Document text ▸
+---+
Log Data Changes in Entity Framework Core – Part 3 - Ignore, Reference, SQL Server JSON and Testing

17th August 2020

We went ahead and built our entities, DbContext's and migrations. Then we went ahead and built services to integrate the ability to log data changes using an ASP.NET Core MVC API.

In this part, we will learn how to ignore properties we don't wish to log data changes to. In addition, we will also learn how to log data changes where a related entity, or reference is concerned. After that, we will write a SQL Server statement using it's JSON functionality that enables how to query and filter our data changes. Finally, we will look at XUnit and how we go about automated testing.

Ignoring Properties from Logging Data Changes

One of the problems we have at the moment is that we are logging data changes for all entities. There is no way of ignoring them. So, how do we go about doing that? Well the best way is to create an attribute that we can associate with these properties. Properties like the ID and last updated timestamp are logged elsewhere so we don't need to log these data changes.

So, we have created a [ChangeIgnore] attribute that can be associated with these properties:

// ChangeIgnore.cs
[AttributeUsage(AttributeTargets.Property, AllowMultiple = false, Inherited = true)]
public partial class ChangeIgnoreAttribute : Attribute
{
	protected string _schema;

	public ChangeIgnoreAttribute()
	{
	}
}

Then we can go ahead and apply it to the properties we don't wish to log data changes to. Here it is being applied in our Base class which our entities use to inherit:

// Base.cs
public abstract class Base : IBase
{
	[ChangeIgnore]
	public virtual int Id { get; set; }

	[ChangeIgnore]
	public virtual DateTimeOffset Created { get; set; }

	[ChangeIgnore]
	public virtual DateTimeOffset? LastUpdated { get; set; }

	[ChangeIgnore]
	public virtual DateTimeOffset? Deleted { get; set; }

	public static void OnModelCreating<TEntity>(ModelBuilder builder)
		where TEntity : class, IBase
	{
		builder.Entity<TEntity>().HasKey(entity => entity.Id);
	}

}

But, that alone won't ignore the properties. Inside our BaseChangeService class, we need to make a change to our PopulateChangeProperties so it ignores properties that have a [ChangeIgnore] attribute missing from them.

// BaseChangeService.cs
protected void PopulateChangeProperties([NotNull] ChangeData changeData, EntityState entityState, PropertyValues propertyValues, ChangePropertyTypeEnum changePropertyType)
+---+
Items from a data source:

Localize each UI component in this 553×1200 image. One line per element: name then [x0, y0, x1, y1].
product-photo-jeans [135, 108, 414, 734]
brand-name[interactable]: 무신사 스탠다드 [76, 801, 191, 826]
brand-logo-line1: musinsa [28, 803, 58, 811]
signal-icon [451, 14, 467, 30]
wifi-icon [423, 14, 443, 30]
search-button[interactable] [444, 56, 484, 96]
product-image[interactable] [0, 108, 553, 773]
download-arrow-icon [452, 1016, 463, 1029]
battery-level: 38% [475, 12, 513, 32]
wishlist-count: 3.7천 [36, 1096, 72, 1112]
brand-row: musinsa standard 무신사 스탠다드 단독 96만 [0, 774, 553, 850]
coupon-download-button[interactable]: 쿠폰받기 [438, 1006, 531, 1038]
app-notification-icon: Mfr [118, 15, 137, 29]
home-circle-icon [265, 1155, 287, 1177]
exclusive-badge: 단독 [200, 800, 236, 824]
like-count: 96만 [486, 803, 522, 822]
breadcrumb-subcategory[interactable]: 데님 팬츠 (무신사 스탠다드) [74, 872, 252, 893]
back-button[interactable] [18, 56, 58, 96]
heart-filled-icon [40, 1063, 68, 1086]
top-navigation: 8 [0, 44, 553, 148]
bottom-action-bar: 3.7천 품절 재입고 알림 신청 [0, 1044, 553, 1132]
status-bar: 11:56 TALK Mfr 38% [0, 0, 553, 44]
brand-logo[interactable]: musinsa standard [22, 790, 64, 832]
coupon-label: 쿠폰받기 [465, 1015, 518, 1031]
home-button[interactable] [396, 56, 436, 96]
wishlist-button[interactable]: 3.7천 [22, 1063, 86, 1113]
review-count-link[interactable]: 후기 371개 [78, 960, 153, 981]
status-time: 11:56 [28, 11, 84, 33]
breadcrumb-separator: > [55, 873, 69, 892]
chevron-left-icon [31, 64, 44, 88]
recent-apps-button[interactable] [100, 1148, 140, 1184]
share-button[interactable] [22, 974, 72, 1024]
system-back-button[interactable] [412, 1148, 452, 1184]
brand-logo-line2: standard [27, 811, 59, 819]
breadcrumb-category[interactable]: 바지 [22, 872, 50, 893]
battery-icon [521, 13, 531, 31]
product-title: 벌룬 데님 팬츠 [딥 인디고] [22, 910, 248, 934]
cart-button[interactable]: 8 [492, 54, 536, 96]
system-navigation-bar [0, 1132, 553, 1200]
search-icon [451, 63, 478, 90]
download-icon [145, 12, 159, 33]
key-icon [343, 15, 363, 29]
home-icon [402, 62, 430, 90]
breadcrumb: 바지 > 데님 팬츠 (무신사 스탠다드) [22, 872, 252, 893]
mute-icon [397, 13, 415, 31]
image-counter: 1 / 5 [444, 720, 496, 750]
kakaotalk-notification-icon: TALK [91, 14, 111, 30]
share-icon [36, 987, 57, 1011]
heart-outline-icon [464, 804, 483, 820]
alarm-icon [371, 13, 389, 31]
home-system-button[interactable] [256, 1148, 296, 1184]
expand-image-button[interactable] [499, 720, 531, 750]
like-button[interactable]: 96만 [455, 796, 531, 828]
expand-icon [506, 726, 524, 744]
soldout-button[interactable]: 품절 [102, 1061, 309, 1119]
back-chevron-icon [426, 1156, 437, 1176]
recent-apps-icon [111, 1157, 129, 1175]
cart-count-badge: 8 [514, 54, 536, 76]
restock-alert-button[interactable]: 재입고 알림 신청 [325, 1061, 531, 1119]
+---+
Exercise instructions ▸
Reproduce the Entity Framework Core article word for word, everything from "Ignoring Properties from" down to "public ChangeIgnoreAttribute()". None of the items are needed for this work.

Answer space ▸
Ignoring Properties from Logging Data Changes

One of the problems we have at the moment is that we are logging data changes for all entities. There is no way of ignoring them. So, how do we go about doing that? Well the best way is to create an attribute that we can associate with these properties. Properties like the ID and last updated timestamp are logged elsewhere so we don't need to log these data changes.

So, we have created a [ChangeIgnore] attribute that can be associated with these properties:

// ChangeIgnore.cs
[AttributeUsage(AttributeTargets.Property, AllowMultiple = false, Inherited = true)]
public partial class ChangeIgnoreAttribute : Attribute
{
	protected string _schema;

	public ChangeIgnoreAttribute()